┌──

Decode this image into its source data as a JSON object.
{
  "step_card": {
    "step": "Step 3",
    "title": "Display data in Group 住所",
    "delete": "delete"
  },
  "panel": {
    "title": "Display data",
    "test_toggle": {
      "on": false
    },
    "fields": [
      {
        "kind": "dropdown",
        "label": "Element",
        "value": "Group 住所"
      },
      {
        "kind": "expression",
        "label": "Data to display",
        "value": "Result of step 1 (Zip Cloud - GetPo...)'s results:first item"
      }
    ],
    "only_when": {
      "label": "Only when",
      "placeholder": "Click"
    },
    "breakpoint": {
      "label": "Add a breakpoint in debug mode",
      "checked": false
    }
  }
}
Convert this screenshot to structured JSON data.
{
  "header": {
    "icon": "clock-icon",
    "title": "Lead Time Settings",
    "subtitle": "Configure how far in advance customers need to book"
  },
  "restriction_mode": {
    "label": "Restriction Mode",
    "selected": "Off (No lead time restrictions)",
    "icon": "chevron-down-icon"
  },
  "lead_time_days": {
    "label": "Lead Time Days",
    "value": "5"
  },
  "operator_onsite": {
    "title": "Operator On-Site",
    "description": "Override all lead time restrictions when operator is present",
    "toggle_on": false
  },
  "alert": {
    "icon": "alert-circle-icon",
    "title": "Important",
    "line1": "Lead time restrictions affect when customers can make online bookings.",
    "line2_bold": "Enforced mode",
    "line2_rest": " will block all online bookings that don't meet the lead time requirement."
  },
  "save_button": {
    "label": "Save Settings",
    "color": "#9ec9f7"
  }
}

└──

**Work to complete**
Transcribe every record above exactly as it appears.

**In response**
Decode this image into its source data as a JSON object.
{
  "step_card": {
    "step": "Step 3",
    "title": "Display data in Group 住所",
    "delete": "delete"
  },
  "panel": {
    "title": "Display data",
    "test_toggle": {
      "on": false
    },
    "fields": [
      {
        "kind": "dropdown",
        "label": "Element",
        "value": "Group 住所"
      },
      {
        "kind": "expression",
        "label": "Data to display",
        "value": "Result of step 1 (Zip Cloud - GetPo...)'s results:first item"
      }
    ],
    "only_when": {
      "label": "Only when",
      "placeholder": "Click"
    },
    "breakpoint": {
      "label": "Add a breakpoint in debug mode",
      "checked": false
    }
  }
}
Convert this screenshot to structured JSON data.
{
  "header": {
    "icon": "clock-icon",
    "title": "Lead Time Settings",
    "subtitle": "Configure how far in advance customers need to book"
  },
  "restriction_mode": {
    "label": "Restriction Mode",
    "selected": "Off (No lead time restrictions)",
    "icon": "chevron-down-icon"
  },
  "lead_time_days": {
    "label": "Lead Time Days",
    "value": "5"
  },
  "operator_onsite": {
    "title": "Operator On-Site",
    "description": "Override all lead time restrictions when operator is present",
    "toggle_on": false
  },
  "alert": {
    "icon": "alert-circle-icon",
    "title": "Important",
    "line1": "Lead time restrictions affect when customers can make online bookings.",
    "line2_bold": "Enforced mode",
    "line2_rest": " will block all online bookings that don't meet the lead time requirement."
  },
  "save_button": {
    "label": "Save Settings",
    "color": "#9ec9f7"
  }
}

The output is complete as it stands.